- Your goal -
Extract each record and reproduce it exactly.

- Records to process -

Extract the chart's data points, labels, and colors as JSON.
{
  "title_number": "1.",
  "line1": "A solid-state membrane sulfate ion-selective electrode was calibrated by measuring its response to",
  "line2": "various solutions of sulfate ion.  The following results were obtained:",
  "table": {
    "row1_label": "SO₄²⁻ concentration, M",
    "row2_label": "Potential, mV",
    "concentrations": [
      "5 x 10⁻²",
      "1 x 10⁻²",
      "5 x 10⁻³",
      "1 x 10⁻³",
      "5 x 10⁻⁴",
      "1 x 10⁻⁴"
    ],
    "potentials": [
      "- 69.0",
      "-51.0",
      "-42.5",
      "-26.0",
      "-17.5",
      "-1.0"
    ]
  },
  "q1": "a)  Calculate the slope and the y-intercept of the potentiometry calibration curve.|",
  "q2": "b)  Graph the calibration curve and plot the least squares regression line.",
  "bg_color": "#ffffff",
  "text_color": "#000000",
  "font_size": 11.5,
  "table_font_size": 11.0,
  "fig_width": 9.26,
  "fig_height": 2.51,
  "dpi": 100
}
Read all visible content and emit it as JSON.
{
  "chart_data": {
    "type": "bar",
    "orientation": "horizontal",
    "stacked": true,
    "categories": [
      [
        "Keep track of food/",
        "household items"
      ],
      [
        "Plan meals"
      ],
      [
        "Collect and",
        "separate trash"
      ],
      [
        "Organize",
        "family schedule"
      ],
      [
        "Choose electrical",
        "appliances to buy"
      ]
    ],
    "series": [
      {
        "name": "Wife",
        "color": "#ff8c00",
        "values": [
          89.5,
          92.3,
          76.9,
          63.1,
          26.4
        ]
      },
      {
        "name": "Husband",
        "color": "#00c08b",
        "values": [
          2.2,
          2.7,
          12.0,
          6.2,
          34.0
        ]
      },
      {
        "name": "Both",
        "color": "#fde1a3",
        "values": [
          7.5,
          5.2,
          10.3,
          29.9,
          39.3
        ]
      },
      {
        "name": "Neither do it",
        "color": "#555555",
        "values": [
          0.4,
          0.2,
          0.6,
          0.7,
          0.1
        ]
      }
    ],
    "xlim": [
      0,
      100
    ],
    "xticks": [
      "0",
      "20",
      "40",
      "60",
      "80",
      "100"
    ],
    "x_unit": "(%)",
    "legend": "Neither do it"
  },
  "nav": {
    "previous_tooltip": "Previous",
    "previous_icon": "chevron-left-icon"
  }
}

- Written answer -
Extract the chart's data points, labels, and colors as JSON.
{
  "title_number": "1.",
  "line1": "A solid-state membrane sulfate ion-selective electrode was calibrated by measuring its response to",
  "line2": "various solutions of sulfate ion.  The following results were obtained:",
  "table": {
    "row1_label": "SO₄²⁻ concentration, M",
    "row2_label": "Potential, mV",
    "concentrations": [
      "5 x 10⁻²",
      "1 x 10⁻²",
      "5 x 10⁻³",
      "1 x 10⁻³",
      "5 x 10⁻⁴",
      "1 x 10⁻⁴"
    ],
    "potentials": [
      "- 69.0",
      "-51.0",
      "-42.5",
      "-26.0",
      "-17.5",
      "-1.0"
    ]
  },
  "q1": "a)  Calculate the slope and the y-intercept of the potentiometry calibration curve.|",
  "q2": "b)  Graph the calibration curve and plot the least squares regression line.",
  "bg_color": "#ffffff",
  "text_color": "#000000",
  "font_size": 11.5,
  "table_font_size": 11.0,
  "fig_width": 9.26,
  "fig_height": 2.51,
  "dpi": 100
}
Read all visible content and emit it as JSON.
{
  "chart_data": {
    "type": "bar",
    "orientation": "horizontal",
    "stacked": true,
    "categories": [
      [
        "Keep track of food/",
        "household items"
      ],
      [
        "Plan meals"
      ],
      [
        "Collect and",
        "separate trash"
      ],
      [
        "Organize",
        "family schedule"
      ],
      [
        "Choose electrical",
        "appliances to buy"
      ]
    ],
    "series": [
      {
        "name": "Wife",
        "color": "#ff8c00",
        "values": [
          89.5,
          92.3,
          76.9,
          63.1,
          26.4
        ]
      },
      {
        "name": "Husband",
        "color": "#00c08b",
        "values": [
          2.2,
          2.7,
          12.0,
          6.2,
          34.0
        ]
      },
      {
        "name": "Both",
        "color": "#fde1a3",
        "values": [
          7.5,
          5.2,
          10.3,
          29.9,
          39.3
        ]
      },
      {
        "name": "Neither do it",
        "color": "#555555",
        "values": [
          0.4,
          0.2,
          0.6,
          0.7,
          0.1
        ]
      }
    ],
    "xlim": [
      0,
      100
    ],
    "xticks": [
      "0",
      "20",
      "40",
      "60",
      "80",
      "100"
    ],
    "x_unit": "(%)",
    "legend": "Neither do it"
  },
  "nav": {
    "previous_tooltip": "Previous",
    "previous_icon": "chevron-left-icon"
  }
}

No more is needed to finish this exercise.